**Working data**:
◆ ◆ ◆ ◆ ◆ ◆ ◆
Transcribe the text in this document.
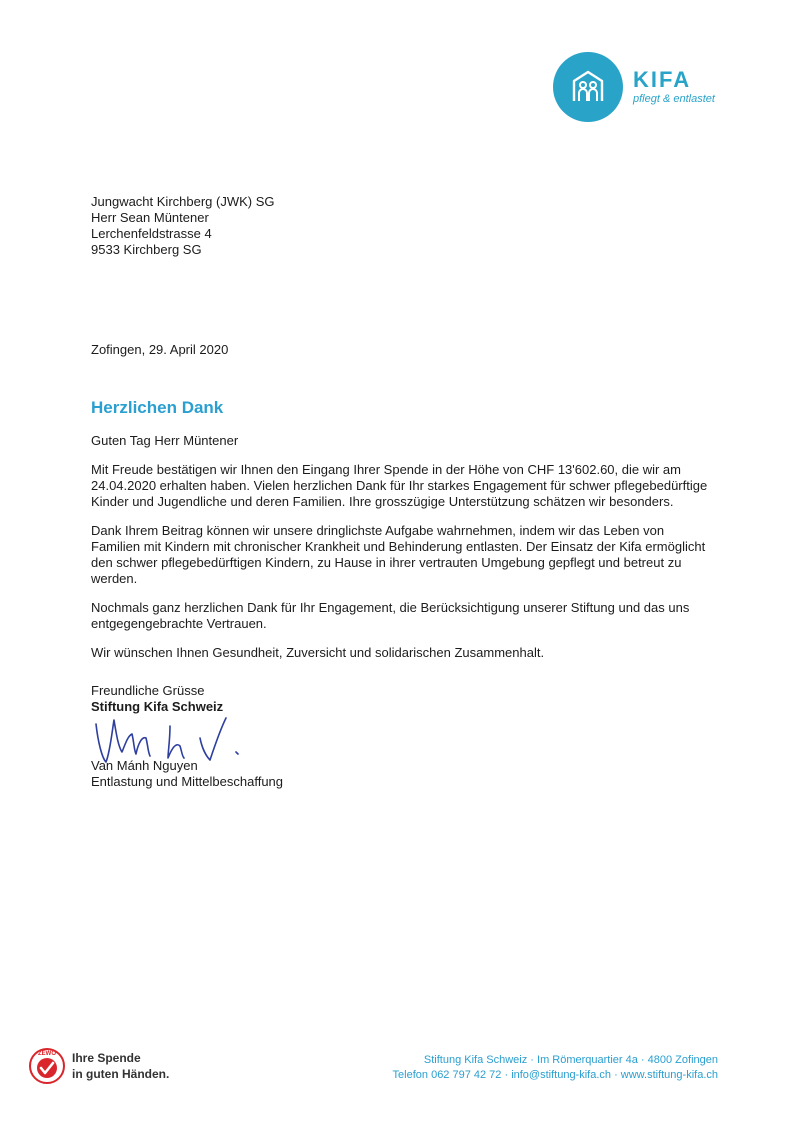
KIFA
pflegt & entlastet
Jungwacht Kirchberg (JWK) SG
Herr Sean Müntener
Lerchenfeldstrasse 4
9533 Kirchberg SG
Zofingen, 29. April 2020
Herzlichen Dank

Guten Tag Herr Müntener

Mit Freude bestätigen wir Ihnen den Eingang Ihrer Spende in der Höhe von CHF 13'602.60, die wir am 24.04.2020 erhalten haben. Vielen herzlichen Dank für Ihr starkes Engagement für schwer pflegebedürftige Kinder und Jugendliche und deren Familien. Ihre grosszügige Unterstützung schätzen wir besonders.

Dank Ihrem Beitrag können wir unsere dringlichste Aufgabe wahrnehmen, indem wir das Leben von Familien mit Kindern mit chronischer Krankheit und Behinderung entlasten. Der Einsatz der Kifa ermöglicht den schwer pflegebedürftigen Kindern, zu Hause in ihrer vertrauten Umgebung gepflegt und betreut zu werden.

Nochmals ganz herzlichen Dank für Ihr Engagement, die Berücksichtigung unserer Stiftung und das uns entgegengebrachte Vertrauen.

Wir wünschen Ihnen Gesundheit, Zuversicht und solidarischen Zusammenhalt.

Freundliche Grüsse
Stiftung Kifa Schweiz
Van Mánh Nguyen
Entlastung und Mittelbeschaffung
ZEWO Ihre Spende
in guten Händen.
Stiftung Kifa Schweiz · Im Römerquartier 4a · 4800 Zofingen
Telefon 062 797 42 72 · info@stiftung-kifa.ch · www.stiftung-kifa.ch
◆ ◆ ◆ ◆ ◆ ◆ ◆
**Exercise brief**:
Look for the word "Engagement" and return every line where it occurs.

**The completed task**:
Mit Freude bestätigen wir Ihnen den Eingang Ihrer Spende in der Höhe von CHF 13'602.60, die wir am 24.04.2020 erhalten haben. Vielen herzlichen Dank für Ihr starkes Engagement für schwer pflegebedürftige Kinder und Jugendliche und deren Familien. Ihre grosszügige Unterstützung schätzen wir besonders.
Nochmals ganz herzlichen Dank für Ihr Engagement, die Berücksichtigung unserer Stiftung und das uns entgegengebrachte Vertrauen.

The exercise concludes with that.